** start Data supplied **

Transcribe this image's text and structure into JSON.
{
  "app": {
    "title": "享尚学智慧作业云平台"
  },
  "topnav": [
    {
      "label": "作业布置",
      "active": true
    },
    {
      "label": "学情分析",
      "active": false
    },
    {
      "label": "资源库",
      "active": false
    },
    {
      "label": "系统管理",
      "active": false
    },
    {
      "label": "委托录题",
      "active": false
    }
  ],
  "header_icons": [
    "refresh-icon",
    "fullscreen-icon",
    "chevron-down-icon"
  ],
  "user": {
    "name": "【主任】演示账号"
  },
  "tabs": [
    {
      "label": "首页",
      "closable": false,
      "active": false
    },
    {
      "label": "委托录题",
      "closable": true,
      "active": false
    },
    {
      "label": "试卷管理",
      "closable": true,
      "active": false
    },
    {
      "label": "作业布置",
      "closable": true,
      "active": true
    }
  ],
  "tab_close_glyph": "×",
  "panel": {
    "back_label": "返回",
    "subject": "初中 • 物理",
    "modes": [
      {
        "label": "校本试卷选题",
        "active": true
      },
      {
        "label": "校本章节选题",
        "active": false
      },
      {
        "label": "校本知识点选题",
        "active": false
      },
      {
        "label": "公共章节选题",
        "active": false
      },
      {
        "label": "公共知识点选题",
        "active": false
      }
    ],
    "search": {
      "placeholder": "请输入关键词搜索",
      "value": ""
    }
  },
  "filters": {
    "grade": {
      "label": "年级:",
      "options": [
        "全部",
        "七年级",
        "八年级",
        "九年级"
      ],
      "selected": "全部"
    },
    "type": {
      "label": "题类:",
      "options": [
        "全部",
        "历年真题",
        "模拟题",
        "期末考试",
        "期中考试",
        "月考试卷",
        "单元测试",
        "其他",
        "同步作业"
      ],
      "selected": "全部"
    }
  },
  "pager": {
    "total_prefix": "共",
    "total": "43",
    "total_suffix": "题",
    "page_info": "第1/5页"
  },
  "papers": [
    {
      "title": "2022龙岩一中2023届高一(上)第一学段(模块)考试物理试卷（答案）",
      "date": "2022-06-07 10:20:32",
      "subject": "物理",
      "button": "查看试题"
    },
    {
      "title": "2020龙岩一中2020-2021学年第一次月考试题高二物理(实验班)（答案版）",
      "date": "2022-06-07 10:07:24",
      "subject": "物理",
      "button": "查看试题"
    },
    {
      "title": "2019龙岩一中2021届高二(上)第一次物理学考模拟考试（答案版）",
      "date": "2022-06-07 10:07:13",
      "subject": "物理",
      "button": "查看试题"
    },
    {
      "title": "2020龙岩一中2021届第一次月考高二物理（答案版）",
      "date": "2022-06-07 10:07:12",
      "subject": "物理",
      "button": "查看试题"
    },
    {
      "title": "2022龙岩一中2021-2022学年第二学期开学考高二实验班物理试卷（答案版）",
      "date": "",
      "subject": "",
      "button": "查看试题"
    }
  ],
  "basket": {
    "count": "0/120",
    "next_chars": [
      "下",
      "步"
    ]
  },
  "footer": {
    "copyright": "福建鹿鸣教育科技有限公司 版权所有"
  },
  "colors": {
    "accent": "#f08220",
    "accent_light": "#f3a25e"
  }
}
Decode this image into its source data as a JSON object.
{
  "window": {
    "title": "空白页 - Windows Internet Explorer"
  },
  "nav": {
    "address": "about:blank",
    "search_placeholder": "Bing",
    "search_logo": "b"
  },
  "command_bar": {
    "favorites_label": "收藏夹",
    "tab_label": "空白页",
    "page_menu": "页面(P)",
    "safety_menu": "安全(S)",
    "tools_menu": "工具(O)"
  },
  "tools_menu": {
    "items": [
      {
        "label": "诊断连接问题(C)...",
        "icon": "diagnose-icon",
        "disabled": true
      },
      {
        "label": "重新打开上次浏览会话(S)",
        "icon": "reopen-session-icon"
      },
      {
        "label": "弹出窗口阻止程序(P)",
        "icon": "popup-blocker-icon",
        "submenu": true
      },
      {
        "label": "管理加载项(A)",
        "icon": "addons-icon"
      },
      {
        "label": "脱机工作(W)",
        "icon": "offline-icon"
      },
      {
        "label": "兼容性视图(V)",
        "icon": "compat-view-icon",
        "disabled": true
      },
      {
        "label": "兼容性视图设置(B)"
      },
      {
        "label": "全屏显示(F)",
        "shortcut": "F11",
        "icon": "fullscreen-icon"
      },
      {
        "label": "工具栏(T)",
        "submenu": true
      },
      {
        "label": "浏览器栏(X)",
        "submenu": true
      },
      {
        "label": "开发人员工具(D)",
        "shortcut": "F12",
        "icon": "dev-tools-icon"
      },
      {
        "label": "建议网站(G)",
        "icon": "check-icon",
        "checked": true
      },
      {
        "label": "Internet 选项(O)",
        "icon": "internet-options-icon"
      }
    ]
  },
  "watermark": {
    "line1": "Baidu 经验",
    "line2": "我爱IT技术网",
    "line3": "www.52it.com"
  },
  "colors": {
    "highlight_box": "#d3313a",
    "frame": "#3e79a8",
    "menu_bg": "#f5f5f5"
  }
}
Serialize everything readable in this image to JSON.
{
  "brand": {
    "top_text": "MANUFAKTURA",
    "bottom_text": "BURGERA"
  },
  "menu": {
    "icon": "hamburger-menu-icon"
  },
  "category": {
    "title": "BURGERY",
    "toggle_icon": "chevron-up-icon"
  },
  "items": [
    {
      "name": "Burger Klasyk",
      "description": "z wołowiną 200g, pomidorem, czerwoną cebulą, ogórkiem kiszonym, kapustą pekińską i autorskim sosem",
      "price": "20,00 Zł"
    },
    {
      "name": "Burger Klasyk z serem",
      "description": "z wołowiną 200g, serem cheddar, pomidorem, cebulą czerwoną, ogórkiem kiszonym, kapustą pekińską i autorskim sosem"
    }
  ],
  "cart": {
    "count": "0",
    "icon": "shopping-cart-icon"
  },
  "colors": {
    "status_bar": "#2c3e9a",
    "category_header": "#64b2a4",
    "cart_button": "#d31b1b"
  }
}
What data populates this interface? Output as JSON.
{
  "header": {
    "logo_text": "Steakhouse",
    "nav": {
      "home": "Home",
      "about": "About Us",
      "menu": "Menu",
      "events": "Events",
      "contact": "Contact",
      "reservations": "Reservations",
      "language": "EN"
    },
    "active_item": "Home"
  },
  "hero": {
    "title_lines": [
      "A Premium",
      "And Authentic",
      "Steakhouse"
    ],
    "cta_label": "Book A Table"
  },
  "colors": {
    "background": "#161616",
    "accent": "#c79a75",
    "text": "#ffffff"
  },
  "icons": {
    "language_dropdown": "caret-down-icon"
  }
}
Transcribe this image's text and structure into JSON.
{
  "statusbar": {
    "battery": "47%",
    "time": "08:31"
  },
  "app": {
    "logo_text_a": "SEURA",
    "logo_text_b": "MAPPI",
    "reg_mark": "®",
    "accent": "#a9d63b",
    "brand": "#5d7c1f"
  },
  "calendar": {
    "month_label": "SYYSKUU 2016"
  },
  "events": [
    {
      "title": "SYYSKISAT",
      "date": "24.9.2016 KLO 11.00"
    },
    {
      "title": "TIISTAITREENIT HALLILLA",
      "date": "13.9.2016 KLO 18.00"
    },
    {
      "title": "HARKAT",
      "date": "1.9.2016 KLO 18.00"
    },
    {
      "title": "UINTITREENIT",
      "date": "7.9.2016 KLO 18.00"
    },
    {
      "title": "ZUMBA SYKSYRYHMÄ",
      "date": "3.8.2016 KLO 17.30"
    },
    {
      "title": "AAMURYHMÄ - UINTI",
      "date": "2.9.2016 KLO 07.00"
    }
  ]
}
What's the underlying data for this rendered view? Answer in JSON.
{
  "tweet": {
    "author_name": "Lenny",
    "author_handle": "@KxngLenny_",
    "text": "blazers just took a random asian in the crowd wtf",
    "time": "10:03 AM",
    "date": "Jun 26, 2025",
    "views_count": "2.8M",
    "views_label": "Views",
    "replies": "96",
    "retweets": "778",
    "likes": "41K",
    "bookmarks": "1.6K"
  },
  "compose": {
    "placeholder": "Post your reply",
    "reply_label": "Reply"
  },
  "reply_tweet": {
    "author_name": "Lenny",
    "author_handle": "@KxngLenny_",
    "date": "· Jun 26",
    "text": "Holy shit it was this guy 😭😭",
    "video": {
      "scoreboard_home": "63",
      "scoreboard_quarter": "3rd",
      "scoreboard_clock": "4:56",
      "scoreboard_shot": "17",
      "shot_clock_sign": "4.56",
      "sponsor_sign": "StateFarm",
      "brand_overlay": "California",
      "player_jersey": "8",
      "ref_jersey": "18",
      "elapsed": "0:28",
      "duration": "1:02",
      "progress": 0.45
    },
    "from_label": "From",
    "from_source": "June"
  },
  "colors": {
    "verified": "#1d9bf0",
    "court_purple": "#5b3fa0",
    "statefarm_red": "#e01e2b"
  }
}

** end Data supplied **

# The request
Give back exactly the lines from the one containing "What's the underlying" to the end of the material, both ends included.

# Task result
What's the underlying data for this rendered view? Answer in JSON.
{
  "tweet": {
    "author_name": "Lenny",
    "author_handle": "@KxngLenny_",
    "text": "blazers just took a random asian in the crowd wtf",
    "time": "10:03 AM",
    "date": "Jun 26, 2025",
    "views_count": "2.8M",
    "views_label": "Views",
    "replies": "96",
    "retweets": "778",
    "likes": "41K",
    "bookmarks": "1.6K"
  },
  "compose": {
    "placeholder": "Post your reply",
    "reply_label": "Reply"
  },
  "reply_tweet": {
    "author_name": "Lenny",
    "author_handle": "@KxngLenny_",
    "date": "· Jun 26",
    "text": "Holy shit it was this guy 😭😭",
    "video": {
      "scoreboard_home": "63",
      "scoreboard_quarter": "3rd",
      "scoreboard_clock": "4:56",
      "scoreboard_shot": "17",
      "shot_clock_sign": "4.56",
      "sponsor_sign": "StateFarm",
      "brand_overlay": "California",
      "player_jersey": "8",
      "ref_jersey": "18",
      "elapsed": "0:28",
      "duration": "1:02",
      "progress": 0.45
    },
    "from_label": "From",
    "from_source": "June"
  },
  "colors": {
    "verified": "#1d9bf0",
    "court_purple": "#5b3fa0",
    "statefarm_red": "#e01e2b"
  }
}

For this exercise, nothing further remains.